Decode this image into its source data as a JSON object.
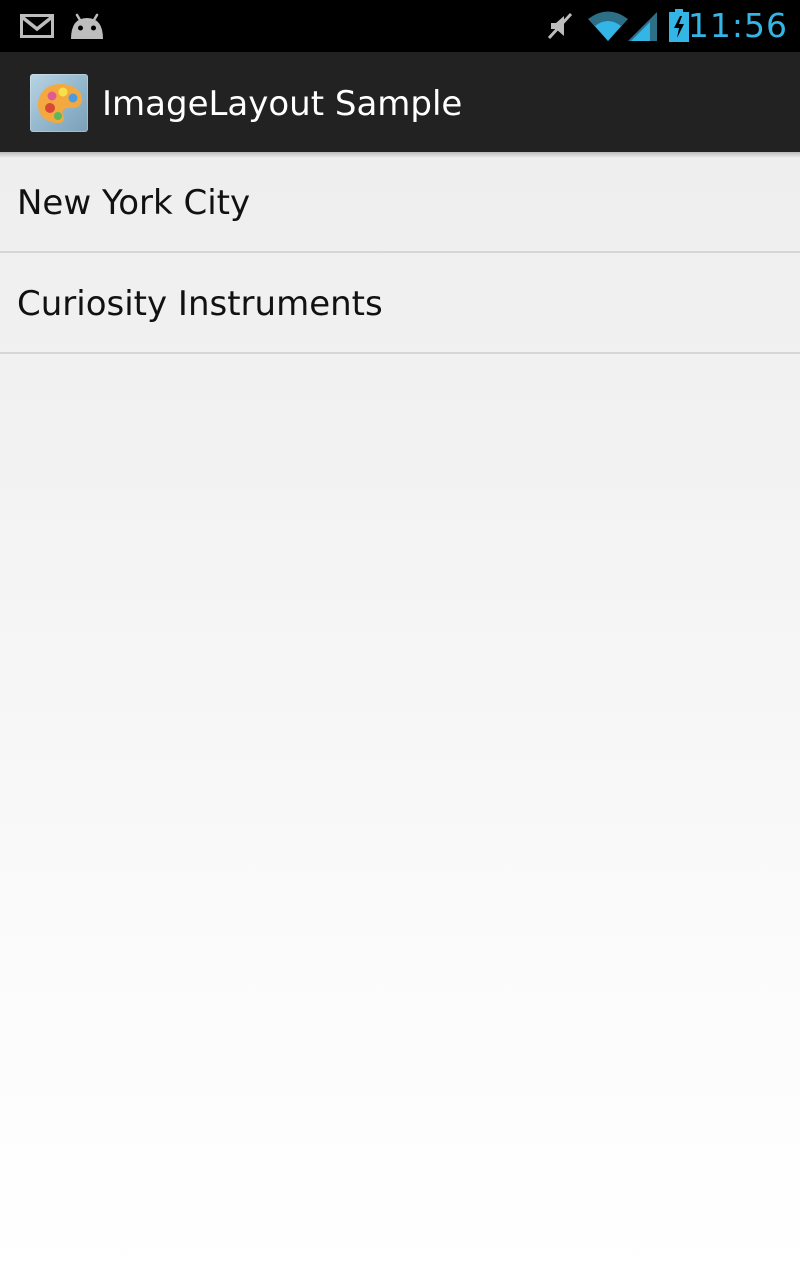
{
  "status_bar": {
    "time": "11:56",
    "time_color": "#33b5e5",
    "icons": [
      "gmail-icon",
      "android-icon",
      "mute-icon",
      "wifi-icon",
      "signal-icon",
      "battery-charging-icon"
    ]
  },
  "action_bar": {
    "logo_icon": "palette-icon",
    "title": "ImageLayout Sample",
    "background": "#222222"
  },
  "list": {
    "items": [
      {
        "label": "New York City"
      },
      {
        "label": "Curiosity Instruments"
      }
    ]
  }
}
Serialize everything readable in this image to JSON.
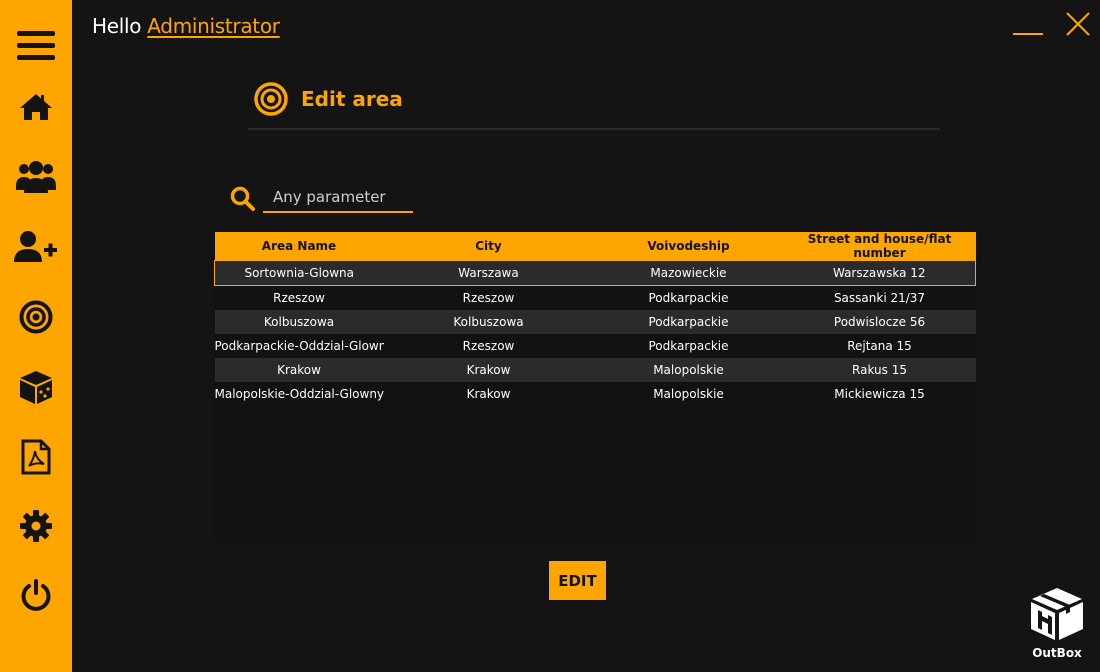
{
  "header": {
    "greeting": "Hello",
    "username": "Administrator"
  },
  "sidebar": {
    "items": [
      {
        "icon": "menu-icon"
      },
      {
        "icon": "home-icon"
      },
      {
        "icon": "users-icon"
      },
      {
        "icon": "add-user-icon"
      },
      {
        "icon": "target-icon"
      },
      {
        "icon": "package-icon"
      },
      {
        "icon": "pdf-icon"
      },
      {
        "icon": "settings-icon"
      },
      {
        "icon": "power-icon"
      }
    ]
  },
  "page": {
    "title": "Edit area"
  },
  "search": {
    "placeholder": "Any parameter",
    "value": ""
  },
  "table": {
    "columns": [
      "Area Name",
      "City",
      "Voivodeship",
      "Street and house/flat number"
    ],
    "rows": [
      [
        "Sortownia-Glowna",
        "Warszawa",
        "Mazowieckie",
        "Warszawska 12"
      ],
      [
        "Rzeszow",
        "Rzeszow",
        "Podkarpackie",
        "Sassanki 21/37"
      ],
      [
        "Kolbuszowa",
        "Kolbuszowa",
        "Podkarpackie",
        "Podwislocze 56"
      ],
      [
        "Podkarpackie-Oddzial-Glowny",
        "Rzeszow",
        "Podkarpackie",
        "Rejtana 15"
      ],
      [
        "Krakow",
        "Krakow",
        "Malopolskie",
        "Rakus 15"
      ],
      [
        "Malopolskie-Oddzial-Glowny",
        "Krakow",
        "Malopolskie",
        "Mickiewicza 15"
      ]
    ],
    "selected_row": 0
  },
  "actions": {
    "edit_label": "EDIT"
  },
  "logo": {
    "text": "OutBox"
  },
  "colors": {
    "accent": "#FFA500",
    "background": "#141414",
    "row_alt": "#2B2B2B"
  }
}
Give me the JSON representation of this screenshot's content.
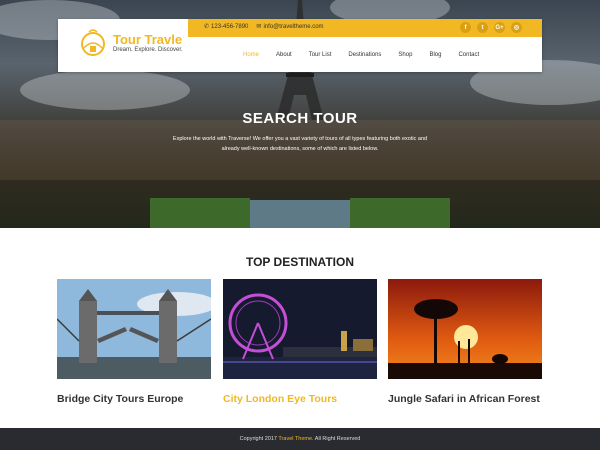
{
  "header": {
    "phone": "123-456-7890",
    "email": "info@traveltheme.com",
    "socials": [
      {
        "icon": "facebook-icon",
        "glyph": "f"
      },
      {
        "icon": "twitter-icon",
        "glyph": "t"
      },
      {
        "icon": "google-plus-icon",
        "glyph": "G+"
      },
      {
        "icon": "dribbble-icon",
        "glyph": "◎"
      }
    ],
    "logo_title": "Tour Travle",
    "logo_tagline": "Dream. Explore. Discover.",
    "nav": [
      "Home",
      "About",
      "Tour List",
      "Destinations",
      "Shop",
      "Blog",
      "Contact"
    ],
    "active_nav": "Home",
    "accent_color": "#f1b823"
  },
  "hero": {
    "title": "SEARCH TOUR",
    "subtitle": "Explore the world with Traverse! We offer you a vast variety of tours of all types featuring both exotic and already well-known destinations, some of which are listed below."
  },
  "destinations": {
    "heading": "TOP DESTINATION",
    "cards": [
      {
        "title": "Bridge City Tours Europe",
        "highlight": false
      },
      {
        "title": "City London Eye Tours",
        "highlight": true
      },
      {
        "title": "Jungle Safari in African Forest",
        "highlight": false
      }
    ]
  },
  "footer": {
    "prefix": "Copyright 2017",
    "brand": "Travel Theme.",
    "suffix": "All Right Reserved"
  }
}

........

* Problem details *
Omit the pictures, then quote the rest of the material above exactly.

* Output of the task *
Decode this image into its source data as a JSON object.
{
  "status_bar": {
    "time": "11:56",
    "time_color": "#33b5e5",
    "icons": [
      "gmail-icon",
      "android-icon",
      "mute-icon",
      "wifi-icon",
      "signal-icon",
      "battery-charging-icon"
    ]
  },
  "action_bar": {
    "logo_icon": "palette-icon",
    "title": "ImageLayout Sample",
    "background": "#222222"
  },
  "list": {
    "items": [
      {
        "label": "New York City"
      },
      {
        "label": "Curiosity Instruments"
      }
    ]
  }
}
Serialize everything readable in this image to JSON.
{
  "header": {
    "greeting": "Hello",
    "username": "Administrator"
  },
  "sidebar": {
    "items": [
      {
        "icon": "menu-icon"
      },
      {
        "icon": "home-icon"
      },
      {
        "icon": "users-icon"
      },
      {
        "icon": "add-user-icon"
      },
      {
        "icon": "target-icon"
      },
      {
        "icon": "package-icon"
      },
      {
        "icon": "pdf-icon"
      },
      {
        "icon": "settings-icon"
      },
      {
        "icon": "power-icon"
      }
    ]
  },
  "page": {
    "title": "Edit area"
  },
  "search": {
    "placeholder": "Any parameter",
    "value": ""
  },
  "table": {
    "columns": [
      "Area Name",
      "City",
      "Voivodeship",
      "Street and house/flat number"
    ],
    "rows": [
      [
        "Sortownia-Glowna",
        "Warszawa",
        "Mazowieckie",
        "Warszawska 12"
      ],
      [
        "Rzeszow",
        "Rzeszow",
        "Podkarpackie",
        "Sassanki 21/37"
      ],
      [
        "Kolbuszowa",
        "Kolbuszowa",
        "Podkarpackie",
        "Podwislocze 56"
      ],
      [
        "Podkarpackie-Oddzial-Glowny",
        "Rzeszow",
        "Podkarpackie",
        "Rejtana 15"
      ],
      [
        "Krakow",
        "Krakow",
        "Malopolskie",
        "Rakus 15"
      ],
      [
        "Malopolskie-Oddzial-Glowny",
        "Krakow",
        "Malopolskie",
        "Mickiewicza 15"
      ]
    ],
    "selected_row": 0
  },
  "actions": {
    "edit_label": "EDIT"
  },
  "logo": {
    "text": "OutBox"
  },
  "colors": {
    "accent": "#FFA500",
    "background": "#141414",
    "row_alt": "#2B2B2B"
  }
}
Give me the JSON representation of this screenshot's content.
{
  "header": {
    "phone": "123-456-7890",
    "email": "info@traveltheme.com",
    "socials": [
      {
        "icon": "facebook-icon",
        "glyph": "f"
      },
      {
        "icon": "twitter-icon",
        "glyph": "t"
      },
      {
        "icon": "google-plus-icon",
        "glyph": "G+"
      },
      {
        "icon": "dribbble-icon",
        "glyph": "◎"
      }
    ],
    "logo_title": "Tour Travle",
    "logo_tagline": "Dream. Explore. Discover.",
    "nav": [
      "Home",
      "About",
      "Tour List",
      "Destinations",
      "Shop",
      "Blog",
      "Contact"
    ],
    "active_nav": "Home",
    "accent_color": "#f1b823"
  },
  "hero": {
    "title": "SEARCH TOUR",
    "subtitle": "Explore the world with Traverse! We offer you a vast variety of tours of all types featuring both exotic and already well-known destinations, some of which are listed below."
  },
  "destinations": {
    "heading": "TOP DESTINATION",
    "cards": [
      {
        "title": "Bridge City Tours Europe",
        "highlight": false
      },
      {
        "title": "City London Eye Tours",
        "highlight": true
      },
      {
        "title": "Jungle Safari in African Forest",
        "highlight": false
      }
    ]
  },
  "footer": {
    "prefix": "Copyright 2017",
    "brand": "Travel Theme.",
    "suffix": "All Right Reserved"
  }
}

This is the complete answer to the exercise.